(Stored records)
• • •

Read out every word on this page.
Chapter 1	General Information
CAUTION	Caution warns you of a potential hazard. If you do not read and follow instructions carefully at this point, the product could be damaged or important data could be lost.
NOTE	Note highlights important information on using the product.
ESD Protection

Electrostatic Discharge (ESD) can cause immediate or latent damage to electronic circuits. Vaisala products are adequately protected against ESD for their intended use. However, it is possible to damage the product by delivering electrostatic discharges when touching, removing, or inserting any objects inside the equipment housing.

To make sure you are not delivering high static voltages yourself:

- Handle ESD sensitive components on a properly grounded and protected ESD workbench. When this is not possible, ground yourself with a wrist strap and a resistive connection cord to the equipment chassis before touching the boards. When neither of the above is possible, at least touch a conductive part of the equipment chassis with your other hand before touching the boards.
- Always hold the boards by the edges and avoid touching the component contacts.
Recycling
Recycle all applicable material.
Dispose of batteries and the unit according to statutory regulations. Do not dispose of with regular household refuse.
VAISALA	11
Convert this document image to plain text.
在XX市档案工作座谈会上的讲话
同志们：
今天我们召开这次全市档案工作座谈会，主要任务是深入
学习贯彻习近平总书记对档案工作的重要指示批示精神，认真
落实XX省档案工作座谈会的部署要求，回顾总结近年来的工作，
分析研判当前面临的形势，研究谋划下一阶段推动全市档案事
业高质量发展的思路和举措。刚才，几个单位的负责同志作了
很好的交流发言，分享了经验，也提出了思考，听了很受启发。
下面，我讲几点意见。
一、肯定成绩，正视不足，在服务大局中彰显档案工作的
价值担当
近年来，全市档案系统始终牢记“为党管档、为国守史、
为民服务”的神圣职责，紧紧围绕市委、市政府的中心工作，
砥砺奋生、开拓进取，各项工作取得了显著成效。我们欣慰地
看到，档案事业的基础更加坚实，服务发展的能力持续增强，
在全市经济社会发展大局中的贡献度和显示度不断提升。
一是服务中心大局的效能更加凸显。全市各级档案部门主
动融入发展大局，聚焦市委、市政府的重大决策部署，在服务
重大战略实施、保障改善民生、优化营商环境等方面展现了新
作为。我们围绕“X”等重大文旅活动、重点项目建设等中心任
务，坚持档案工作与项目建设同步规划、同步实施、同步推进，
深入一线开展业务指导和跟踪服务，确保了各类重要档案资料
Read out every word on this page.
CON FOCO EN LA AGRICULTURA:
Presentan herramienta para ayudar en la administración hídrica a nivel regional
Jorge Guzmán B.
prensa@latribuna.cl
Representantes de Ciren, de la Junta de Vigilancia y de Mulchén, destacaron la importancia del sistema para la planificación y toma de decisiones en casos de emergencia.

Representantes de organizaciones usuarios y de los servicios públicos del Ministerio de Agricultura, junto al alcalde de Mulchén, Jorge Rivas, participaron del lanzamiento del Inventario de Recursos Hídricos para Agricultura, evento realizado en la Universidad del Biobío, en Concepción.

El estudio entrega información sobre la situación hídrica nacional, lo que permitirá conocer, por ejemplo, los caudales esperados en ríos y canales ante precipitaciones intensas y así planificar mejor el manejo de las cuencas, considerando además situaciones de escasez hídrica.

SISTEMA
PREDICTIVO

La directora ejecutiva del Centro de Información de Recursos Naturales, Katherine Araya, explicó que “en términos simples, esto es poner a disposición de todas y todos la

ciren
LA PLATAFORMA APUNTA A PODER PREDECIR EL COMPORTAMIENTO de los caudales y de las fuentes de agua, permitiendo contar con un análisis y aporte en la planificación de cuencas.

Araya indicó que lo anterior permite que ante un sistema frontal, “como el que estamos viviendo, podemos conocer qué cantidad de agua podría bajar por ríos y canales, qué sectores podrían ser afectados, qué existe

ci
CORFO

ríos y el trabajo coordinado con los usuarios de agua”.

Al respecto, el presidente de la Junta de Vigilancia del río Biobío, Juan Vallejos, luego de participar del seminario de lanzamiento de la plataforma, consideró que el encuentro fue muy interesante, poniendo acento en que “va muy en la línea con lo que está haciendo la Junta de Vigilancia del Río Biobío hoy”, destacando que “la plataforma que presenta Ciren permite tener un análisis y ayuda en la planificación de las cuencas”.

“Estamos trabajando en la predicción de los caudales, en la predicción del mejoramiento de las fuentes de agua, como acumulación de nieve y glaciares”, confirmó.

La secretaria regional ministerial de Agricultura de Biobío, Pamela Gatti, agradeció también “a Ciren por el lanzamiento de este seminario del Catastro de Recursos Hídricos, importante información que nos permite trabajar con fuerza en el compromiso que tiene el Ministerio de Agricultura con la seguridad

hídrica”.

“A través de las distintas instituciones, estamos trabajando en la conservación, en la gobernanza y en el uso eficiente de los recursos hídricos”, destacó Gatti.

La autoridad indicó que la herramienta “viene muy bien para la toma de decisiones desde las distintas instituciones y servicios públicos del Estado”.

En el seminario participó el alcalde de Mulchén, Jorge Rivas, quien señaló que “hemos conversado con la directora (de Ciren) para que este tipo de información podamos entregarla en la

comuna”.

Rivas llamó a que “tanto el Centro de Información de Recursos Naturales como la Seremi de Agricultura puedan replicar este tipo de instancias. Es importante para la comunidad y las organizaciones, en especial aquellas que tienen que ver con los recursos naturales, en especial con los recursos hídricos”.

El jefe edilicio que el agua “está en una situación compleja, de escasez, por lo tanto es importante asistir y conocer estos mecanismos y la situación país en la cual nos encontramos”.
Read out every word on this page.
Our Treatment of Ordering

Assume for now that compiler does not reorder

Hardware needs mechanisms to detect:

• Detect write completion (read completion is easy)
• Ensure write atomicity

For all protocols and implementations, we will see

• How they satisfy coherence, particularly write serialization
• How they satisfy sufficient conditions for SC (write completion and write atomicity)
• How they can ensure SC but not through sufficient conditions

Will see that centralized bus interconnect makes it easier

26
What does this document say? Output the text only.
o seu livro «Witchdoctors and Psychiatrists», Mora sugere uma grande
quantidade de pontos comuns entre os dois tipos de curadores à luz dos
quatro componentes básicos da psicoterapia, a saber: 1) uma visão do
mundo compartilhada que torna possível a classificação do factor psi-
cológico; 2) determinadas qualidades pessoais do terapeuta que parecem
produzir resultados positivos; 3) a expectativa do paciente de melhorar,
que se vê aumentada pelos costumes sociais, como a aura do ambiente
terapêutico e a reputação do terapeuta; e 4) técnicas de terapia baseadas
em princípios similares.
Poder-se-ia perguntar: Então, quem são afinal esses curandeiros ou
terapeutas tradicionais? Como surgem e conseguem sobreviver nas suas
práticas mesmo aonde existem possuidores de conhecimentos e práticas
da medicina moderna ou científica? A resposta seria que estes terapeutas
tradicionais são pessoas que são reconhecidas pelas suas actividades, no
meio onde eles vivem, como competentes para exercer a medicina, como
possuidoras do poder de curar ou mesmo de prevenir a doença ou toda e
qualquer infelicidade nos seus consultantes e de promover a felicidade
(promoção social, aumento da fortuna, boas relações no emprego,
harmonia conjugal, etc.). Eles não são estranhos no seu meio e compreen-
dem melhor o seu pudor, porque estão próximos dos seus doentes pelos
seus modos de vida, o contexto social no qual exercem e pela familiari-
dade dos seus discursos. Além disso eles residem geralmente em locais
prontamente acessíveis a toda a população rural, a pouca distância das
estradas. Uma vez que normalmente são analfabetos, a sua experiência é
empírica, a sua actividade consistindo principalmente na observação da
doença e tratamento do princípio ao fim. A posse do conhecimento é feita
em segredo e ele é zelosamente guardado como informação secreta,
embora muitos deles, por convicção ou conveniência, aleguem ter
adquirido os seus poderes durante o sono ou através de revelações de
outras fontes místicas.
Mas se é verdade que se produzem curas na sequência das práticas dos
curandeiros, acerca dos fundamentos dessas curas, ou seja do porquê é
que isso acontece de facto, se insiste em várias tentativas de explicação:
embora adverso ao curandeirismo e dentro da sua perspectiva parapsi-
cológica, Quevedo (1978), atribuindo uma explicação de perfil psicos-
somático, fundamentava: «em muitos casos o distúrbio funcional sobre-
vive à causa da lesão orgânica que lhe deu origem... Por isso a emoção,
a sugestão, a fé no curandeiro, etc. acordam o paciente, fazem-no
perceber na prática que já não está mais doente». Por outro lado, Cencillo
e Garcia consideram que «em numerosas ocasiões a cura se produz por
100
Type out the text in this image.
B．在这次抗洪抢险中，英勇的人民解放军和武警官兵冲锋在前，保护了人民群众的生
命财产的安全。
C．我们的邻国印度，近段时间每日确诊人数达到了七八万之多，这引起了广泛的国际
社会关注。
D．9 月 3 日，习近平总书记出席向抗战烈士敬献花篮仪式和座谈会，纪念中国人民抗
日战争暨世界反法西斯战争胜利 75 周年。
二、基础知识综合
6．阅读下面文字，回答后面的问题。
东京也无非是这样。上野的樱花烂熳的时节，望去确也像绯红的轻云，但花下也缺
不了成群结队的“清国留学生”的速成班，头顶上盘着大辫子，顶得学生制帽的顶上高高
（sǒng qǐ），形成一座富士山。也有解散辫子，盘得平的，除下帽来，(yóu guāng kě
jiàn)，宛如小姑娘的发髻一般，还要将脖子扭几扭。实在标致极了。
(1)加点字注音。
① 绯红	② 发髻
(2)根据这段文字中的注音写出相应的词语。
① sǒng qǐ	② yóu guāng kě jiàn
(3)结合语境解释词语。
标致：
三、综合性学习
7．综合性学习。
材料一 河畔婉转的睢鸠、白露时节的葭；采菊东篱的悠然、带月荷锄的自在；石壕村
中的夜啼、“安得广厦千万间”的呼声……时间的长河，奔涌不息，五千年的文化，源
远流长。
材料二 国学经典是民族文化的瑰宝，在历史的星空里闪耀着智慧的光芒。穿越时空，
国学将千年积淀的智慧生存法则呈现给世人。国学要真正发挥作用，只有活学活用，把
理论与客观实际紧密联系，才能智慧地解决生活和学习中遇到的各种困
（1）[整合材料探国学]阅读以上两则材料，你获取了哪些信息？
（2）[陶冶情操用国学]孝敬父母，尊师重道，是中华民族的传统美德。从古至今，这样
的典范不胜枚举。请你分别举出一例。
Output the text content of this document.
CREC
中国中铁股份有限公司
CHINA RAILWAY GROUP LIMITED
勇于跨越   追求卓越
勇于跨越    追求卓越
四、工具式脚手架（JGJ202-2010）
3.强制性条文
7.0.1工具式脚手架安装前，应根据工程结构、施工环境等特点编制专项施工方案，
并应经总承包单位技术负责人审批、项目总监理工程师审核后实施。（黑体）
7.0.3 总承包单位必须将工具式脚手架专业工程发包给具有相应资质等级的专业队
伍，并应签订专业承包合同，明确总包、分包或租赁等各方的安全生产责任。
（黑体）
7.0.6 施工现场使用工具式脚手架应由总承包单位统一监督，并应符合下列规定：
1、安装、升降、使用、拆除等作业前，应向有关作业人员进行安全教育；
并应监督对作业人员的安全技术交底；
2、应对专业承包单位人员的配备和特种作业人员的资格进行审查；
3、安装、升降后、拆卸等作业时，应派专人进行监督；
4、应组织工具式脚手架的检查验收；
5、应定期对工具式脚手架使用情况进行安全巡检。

• • •

# Exercise
Look through the material above and work out how many of its lines contain "Representantes". State the number only.

# Response to the exercise
2